### INSTRUKSI 1
Siapa saja penulis peraih Nobel Prize yang disebut namanya dalam esai tentang rahasia menjadi penulis? Sebutkan semuanya.
### INSTRUKSI 2
Tuliskan ulang kata demi kata bagian esai tentang rahasia menjadi penulis, mulai dari "Ya, rahasia itu" sampai dengan "kebutuhan yang nikmat.".
======== TEKS BACAAN
![]() |
Much. Khoiri |
(knowledge + trigger) + effort = works
Rahasia apakah yang dimiliki para penulis yang meraih Nobel Prize semacam Ernest Hemingway, Albert Camus, Naguib Mahfouz, atau Orhan Pamuk? Rahasia apakah yang disimpan para penulis kaya dunia semacam J.K Rowling, James Patterson, Stephanie Meyer, Stephen King, Daniele Steel?
Dari 109 peraih Nobel Prize (laureate) bidang sastra dan puluhan pengarang terkaya dunia, nama-nama di atas agaknya menyepakati ungkatan Ken Macleod ini: “The secret of becoming a writer is to write, write and keep on writing.” Rahasia menjadi penulis adalah menulis, menulis, dan terus menulis.
Ya, rahasia itu sepintas sederhana, namun itulah hakikatnya. Orang yang ingin jadi petani sukses, dia menjalani pekerjaan petani. Orang yang mau sukses berdagang, dia belajar berdagang. Orang yang ingin pintar mengaji, dia belajar mengaji. Orang yang ingin jadi penulis, dia harus rajin menulis.
Frasa “menulis, menulis, dan terus menulis” mengisyaratkan latihan untuk pembiasaan dan pembelajaran. Dengan banyak latihan menulis, kita akan terbiasa secara fisik dan mental untuk duduk berlama-lama menuangkan gagasan, pikiran, atau perasaan. Jika sudah terbiasa, menulis menjadi kebutuhan yang nikmat.
================
======== BARIS DATA
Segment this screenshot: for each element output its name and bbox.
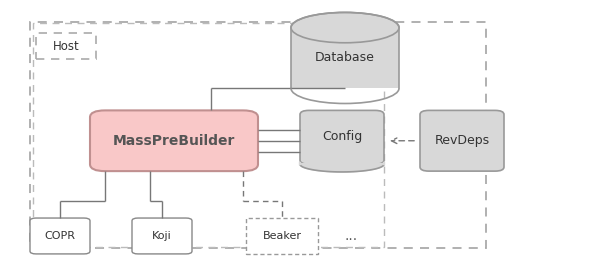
================
### JAWABAN YANG DIHARAPKAN 1
Ernest Hemingway, Albert Camus, Naguib Mahfouz, Orhan Pamuk

### JAWABAN YANG DIHARAPKAN 2
Ya, rahasia itu sepintas sederhana, namun itulah hakikatnya. Orang yang ingin jadi petani sukses, dia menjalani pekerjaan petani. Orang yang mau sukses berdagang, dia belajar berdagang. Orang yang ingin pintar mengaji, dia belajar mengaji. Orang yang ingin jadi penulis, dia harus rajin menulis.
Frasa “menulis, menulis, dan terus menulis” mengisyaratkan latihan untuk pembiasaan dan pembelajaran. Dengan banyak latihan menulis, kita akan terbiasa secara fisik dan mental untuk duduk berlama-lama menuangkan gagasan, pikiran, atau perasaan. Jika sudah terbiasa, menulis menjadi kebutuhan yang nikmat.